**Work to complete:** Copy each line that holds "marker".

────────────────────

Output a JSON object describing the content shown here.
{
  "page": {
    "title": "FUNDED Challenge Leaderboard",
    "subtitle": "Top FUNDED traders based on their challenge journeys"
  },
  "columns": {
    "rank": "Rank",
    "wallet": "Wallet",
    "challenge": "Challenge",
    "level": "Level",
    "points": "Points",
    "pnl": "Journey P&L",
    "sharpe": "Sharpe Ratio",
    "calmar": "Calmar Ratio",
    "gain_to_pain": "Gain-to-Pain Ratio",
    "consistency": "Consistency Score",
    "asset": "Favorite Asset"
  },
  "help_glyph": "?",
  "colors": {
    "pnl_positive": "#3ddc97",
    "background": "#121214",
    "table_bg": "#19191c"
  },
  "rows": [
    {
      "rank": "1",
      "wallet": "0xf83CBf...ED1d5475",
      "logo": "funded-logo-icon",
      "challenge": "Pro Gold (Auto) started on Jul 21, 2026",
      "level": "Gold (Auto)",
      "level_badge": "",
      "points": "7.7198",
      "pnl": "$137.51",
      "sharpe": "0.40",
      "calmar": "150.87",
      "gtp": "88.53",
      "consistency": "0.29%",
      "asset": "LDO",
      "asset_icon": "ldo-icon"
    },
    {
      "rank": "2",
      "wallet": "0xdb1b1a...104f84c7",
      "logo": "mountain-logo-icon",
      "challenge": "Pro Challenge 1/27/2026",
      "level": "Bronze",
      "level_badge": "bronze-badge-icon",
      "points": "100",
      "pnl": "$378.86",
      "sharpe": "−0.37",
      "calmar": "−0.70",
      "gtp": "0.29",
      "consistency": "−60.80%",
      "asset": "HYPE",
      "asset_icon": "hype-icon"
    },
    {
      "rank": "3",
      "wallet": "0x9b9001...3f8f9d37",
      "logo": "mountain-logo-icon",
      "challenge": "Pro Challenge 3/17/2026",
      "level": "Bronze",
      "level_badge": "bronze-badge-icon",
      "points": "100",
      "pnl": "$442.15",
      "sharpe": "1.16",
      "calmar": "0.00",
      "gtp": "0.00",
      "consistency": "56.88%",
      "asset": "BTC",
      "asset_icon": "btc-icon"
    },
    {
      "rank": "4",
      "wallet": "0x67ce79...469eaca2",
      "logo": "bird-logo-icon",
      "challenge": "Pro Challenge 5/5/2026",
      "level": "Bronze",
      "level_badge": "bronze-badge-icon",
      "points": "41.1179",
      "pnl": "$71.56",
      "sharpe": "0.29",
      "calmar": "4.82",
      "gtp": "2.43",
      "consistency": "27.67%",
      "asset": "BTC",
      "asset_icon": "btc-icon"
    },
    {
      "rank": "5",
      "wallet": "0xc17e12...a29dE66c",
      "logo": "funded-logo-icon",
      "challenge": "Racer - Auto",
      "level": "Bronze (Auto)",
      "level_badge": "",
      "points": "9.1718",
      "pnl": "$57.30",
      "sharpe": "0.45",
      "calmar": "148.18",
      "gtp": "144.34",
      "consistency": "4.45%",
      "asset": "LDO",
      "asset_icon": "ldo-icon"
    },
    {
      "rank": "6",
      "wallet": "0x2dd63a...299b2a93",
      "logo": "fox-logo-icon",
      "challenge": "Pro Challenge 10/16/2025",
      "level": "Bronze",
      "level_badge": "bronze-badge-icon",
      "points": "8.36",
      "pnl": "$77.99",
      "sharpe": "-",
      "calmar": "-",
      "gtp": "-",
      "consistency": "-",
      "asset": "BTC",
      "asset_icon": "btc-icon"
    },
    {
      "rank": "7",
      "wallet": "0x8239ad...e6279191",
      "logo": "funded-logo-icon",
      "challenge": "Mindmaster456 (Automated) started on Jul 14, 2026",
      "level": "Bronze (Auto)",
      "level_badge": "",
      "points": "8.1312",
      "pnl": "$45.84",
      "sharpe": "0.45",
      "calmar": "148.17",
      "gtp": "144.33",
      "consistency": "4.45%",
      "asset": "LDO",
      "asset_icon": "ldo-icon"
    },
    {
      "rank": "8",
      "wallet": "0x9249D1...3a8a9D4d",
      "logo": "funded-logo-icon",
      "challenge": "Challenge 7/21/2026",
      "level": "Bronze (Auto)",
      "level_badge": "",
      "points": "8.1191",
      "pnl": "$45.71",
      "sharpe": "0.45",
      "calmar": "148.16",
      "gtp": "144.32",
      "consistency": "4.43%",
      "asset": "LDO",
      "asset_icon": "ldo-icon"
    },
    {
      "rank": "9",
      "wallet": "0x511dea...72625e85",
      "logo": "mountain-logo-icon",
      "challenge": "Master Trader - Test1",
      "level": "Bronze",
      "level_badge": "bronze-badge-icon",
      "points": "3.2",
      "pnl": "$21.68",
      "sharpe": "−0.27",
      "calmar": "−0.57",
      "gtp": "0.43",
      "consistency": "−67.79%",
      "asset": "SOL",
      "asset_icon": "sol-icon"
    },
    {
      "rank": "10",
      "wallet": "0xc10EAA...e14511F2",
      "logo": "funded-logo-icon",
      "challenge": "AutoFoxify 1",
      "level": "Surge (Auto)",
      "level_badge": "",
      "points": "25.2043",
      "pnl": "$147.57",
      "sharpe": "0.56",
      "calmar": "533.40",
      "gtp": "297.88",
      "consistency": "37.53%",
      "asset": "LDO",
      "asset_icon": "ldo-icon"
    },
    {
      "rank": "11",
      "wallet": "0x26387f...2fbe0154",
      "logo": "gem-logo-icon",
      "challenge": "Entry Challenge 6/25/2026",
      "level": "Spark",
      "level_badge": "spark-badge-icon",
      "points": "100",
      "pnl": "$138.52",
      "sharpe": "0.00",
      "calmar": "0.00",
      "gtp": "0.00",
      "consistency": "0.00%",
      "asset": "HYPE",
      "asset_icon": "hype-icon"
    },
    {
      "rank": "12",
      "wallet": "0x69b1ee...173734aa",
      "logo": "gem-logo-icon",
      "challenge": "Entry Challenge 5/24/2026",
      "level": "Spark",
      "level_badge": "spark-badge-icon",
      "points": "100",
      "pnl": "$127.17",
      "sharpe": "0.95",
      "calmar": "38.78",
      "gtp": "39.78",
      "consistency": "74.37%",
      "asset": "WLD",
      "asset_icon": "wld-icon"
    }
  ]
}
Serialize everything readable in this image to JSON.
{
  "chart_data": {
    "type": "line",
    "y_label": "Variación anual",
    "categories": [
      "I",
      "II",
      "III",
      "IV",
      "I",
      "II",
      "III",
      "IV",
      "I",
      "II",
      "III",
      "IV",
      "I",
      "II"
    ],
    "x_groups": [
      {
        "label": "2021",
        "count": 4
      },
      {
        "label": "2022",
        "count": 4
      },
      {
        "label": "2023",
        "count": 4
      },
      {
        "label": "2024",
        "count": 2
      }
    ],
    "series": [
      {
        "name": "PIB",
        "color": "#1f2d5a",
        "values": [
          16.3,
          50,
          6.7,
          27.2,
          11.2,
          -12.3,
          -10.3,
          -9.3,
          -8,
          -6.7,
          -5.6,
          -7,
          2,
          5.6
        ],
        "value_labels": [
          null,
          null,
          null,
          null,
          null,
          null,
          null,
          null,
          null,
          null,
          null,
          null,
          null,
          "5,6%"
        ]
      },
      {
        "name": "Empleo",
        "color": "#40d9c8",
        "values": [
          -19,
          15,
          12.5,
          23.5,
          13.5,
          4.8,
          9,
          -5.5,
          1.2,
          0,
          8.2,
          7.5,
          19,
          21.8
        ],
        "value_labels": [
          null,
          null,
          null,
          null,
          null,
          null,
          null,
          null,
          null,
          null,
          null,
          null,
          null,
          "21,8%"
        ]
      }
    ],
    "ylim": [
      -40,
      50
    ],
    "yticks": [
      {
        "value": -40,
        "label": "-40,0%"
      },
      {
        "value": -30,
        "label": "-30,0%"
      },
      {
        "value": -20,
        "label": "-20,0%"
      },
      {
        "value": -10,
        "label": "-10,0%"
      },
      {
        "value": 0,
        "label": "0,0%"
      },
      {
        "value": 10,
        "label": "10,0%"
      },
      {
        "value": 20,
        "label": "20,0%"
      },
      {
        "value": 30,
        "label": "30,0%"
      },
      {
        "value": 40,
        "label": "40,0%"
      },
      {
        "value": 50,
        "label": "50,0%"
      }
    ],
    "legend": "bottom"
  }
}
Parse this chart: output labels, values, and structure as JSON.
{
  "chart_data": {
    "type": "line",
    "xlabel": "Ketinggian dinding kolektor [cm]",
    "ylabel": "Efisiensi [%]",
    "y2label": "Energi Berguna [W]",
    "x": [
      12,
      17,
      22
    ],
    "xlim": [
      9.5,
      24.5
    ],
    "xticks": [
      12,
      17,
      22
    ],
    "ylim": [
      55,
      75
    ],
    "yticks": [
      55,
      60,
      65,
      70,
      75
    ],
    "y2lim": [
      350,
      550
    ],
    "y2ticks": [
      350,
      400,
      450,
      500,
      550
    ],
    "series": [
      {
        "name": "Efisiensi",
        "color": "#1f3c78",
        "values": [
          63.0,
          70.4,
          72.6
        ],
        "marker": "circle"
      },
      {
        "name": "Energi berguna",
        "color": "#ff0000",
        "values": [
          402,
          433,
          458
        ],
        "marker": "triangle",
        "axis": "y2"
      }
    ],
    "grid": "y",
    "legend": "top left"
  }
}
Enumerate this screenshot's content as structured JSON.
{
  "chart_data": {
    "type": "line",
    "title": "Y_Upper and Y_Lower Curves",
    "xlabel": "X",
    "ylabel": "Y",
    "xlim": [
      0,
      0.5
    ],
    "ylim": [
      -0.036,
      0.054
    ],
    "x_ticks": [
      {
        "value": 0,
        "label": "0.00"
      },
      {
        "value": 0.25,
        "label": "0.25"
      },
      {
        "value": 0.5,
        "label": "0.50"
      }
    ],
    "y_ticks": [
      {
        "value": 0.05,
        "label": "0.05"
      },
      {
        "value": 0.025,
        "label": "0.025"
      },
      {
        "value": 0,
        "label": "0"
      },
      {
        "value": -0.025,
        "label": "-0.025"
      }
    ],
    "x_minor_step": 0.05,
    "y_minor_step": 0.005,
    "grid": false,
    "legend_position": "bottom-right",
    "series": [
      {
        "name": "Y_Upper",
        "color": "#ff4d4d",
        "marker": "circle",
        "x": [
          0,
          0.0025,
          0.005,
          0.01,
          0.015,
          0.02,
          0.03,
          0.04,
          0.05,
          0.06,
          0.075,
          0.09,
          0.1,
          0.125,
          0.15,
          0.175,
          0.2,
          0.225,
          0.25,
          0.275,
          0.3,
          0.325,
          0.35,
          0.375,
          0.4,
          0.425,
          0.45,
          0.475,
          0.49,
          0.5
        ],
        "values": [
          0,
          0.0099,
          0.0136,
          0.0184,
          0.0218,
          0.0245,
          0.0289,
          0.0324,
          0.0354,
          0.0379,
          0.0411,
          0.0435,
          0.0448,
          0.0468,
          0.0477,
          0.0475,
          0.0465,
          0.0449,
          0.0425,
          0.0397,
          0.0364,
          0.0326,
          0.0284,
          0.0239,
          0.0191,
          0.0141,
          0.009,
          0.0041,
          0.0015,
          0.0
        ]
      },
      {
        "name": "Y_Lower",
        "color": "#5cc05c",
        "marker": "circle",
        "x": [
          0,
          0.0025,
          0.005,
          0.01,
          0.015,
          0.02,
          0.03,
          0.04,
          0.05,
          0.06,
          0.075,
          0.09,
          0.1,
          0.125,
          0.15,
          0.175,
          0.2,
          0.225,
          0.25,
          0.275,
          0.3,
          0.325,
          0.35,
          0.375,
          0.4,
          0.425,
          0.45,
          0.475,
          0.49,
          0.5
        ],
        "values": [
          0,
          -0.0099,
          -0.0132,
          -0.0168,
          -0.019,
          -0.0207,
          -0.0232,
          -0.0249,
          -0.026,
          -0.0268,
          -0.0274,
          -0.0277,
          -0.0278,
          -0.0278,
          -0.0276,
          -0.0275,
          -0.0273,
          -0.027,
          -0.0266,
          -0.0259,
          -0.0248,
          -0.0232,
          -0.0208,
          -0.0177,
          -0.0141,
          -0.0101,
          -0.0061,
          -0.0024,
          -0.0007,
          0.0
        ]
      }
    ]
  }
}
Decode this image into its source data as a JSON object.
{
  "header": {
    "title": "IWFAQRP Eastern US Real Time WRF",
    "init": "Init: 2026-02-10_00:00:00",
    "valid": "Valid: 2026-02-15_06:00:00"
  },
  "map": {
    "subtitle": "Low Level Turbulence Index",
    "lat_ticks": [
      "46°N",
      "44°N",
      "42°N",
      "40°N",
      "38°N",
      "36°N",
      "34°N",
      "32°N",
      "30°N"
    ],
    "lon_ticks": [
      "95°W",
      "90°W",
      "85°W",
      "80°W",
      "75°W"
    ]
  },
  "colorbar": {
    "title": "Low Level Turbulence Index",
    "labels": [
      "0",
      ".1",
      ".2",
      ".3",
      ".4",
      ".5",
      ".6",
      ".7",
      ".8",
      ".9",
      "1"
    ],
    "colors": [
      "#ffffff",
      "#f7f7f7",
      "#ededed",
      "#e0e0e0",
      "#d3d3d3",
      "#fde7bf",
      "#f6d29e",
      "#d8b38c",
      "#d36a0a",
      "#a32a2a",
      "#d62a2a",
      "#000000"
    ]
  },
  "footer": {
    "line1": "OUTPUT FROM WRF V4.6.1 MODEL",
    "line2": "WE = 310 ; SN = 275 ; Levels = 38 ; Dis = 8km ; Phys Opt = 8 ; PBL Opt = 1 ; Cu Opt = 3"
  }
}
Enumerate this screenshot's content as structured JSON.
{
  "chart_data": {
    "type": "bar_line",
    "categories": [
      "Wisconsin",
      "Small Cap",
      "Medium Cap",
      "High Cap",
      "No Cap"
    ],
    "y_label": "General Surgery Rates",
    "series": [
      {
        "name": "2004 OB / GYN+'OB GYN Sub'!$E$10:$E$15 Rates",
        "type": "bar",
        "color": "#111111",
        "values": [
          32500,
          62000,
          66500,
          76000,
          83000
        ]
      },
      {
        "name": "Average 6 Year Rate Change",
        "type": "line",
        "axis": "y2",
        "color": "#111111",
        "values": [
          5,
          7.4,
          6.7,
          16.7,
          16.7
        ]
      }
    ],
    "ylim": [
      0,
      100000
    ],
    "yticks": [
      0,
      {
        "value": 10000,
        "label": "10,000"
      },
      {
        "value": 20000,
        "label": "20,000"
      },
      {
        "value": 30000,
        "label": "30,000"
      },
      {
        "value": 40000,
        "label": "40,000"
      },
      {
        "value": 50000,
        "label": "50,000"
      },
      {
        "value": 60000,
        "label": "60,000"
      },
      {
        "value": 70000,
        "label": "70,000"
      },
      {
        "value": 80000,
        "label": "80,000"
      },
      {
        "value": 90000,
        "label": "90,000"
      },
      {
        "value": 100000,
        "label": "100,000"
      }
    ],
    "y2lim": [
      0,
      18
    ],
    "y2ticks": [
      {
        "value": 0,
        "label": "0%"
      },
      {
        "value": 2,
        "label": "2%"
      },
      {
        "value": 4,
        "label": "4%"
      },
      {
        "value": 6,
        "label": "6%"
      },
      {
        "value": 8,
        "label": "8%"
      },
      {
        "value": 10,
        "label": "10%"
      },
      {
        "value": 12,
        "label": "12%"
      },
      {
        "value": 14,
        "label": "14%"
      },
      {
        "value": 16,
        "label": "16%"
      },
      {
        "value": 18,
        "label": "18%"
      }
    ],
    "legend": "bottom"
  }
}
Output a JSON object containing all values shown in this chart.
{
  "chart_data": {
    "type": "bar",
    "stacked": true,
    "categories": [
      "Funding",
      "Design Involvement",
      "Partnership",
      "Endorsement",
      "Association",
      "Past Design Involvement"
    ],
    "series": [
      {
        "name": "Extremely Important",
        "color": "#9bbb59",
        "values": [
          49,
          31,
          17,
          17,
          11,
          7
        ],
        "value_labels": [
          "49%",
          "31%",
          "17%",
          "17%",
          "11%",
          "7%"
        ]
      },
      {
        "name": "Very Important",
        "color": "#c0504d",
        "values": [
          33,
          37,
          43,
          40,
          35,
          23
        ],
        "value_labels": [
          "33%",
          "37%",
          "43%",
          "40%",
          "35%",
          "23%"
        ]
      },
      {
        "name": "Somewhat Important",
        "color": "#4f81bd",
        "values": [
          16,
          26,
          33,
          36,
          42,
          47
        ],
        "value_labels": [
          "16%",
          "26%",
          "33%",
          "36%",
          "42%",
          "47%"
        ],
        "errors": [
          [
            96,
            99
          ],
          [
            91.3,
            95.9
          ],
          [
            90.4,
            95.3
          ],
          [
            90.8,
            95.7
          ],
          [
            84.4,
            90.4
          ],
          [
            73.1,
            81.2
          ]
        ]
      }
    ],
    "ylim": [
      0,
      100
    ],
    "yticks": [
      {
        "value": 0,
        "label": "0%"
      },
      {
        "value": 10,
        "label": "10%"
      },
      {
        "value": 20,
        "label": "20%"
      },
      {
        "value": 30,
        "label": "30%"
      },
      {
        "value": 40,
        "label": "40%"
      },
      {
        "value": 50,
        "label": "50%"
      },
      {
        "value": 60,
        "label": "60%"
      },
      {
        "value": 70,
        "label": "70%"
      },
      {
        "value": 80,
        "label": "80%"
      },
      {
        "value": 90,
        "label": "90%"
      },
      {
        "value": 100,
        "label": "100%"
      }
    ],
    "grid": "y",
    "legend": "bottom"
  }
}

────────────────────

**Result for this task:**
        "marker": "circle"
        "marker": "triangle",
        "marker": "circle",
        "marker": "circle",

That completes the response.